#### SELECTED EXTRACT:
2018-02-21 Thread Chao Sun (JIRA)

[ 
https://issues.apache.org/jira/browse/HDFS-13145?page=com.atlassian.jira.plugin.system.issuetabpanels:comment-tabpanel=16372086#comment-16372086
 ] 

Chao Sun commented on HDFS-13145:
-

Thanks [~xkrogen]! Very good points. I like the change on the if-statement 
which is even simpler than the solution I'm proposing. It seems we still need 
to resolve this JIRA rather than waiting for 
[HDFS-13150|https://issues.apache.org/jira/browse/HDFS-13150]? If that's so, 
I'll submit a patch on this.

> SBN crash when transition to ANN with in-progress edit tailing enabled
> --
>
> Key: HDFS-13145
> URL: https://issues.apache.org/jira/browse/HDFS-13145
> Project: Hadoop HDFS
>  Issue Type: Bug
>  Components: ha, namenode
>Reporter: Chao Sun
>Assignee: Chao Sun
>Priority: Major
>
> With edit log in-progress edit log tailing enabled, {{QuorumOutputStream}} 
> will send two batches to JNs, one normal edit batch followed by a dummy batch 
> to update the commit ID on JNs.

(Layout dataset entries)
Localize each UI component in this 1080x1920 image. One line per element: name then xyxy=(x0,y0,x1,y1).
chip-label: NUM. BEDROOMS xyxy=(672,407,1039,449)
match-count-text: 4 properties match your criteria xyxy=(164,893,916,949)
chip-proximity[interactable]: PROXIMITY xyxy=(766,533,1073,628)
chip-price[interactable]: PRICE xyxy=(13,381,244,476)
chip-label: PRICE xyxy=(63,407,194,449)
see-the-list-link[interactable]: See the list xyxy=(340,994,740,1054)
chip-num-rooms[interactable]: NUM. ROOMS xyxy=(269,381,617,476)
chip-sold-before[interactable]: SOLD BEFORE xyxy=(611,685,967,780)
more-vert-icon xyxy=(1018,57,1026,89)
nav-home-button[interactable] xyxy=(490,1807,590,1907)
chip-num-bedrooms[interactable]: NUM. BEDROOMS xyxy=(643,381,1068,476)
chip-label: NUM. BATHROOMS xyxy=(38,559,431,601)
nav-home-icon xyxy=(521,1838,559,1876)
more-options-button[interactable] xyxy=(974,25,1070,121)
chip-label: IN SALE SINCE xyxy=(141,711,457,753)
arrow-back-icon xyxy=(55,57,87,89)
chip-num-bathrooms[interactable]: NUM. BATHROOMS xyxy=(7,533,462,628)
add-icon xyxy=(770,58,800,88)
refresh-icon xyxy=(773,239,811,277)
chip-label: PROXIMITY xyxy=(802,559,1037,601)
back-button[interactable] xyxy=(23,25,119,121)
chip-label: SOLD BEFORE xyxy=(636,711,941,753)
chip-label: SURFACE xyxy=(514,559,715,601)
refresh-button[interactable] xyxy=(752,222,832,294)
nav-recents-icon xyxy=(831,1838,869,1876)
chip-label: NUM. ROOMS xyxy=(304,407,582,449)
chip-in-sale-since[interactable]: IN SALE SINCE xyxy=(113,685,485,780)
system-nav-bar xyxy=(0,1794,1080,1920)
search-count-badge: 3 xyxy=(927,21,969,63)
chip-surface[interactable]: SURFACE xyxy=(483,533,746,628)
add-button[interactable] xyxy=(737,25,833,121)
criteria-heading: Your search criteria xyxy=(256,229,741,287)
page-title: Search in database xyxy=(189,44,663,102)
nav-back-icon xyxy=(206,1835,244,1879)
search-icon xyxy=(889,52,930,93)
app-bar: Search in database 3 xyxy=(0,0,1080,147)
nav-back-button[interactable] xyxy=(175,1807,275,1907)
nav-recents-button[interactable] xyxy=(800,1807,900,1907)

#### REQUESTS:
**1)** Retype the part of the HDFS-13145 comment that opens with the words containing "2018-02-21 Thread Chao" and closes with "patch on this.".
**2)** What priority is listed for the issue in the HDFS-13145 comment?

#### THE RESULTS:
**1)**
2018-02-21 Thread Chao Sun (JIRA)

[ 
https://issues.apache.org/jira/browse/HDFS-13145?page=com.atlassian.jira.plugin.system.issuetabpanels:comment-tabpanel=16372086#comment-16372086
 ] 

Chao Sun commented on HDFS-13145:
-

Thanks [~xkrogen]! Very good points. I like the change on the if-statement 
which is even simpler than the solution I'm proposing. It seems we still need 
to resolve this JIRA rather than waiting for 
[HDFS-13150|https://issues.apache.org/jira/browse/HDFS-13150]? If that's so, 
I'll submit a patch on this.

**2)** Major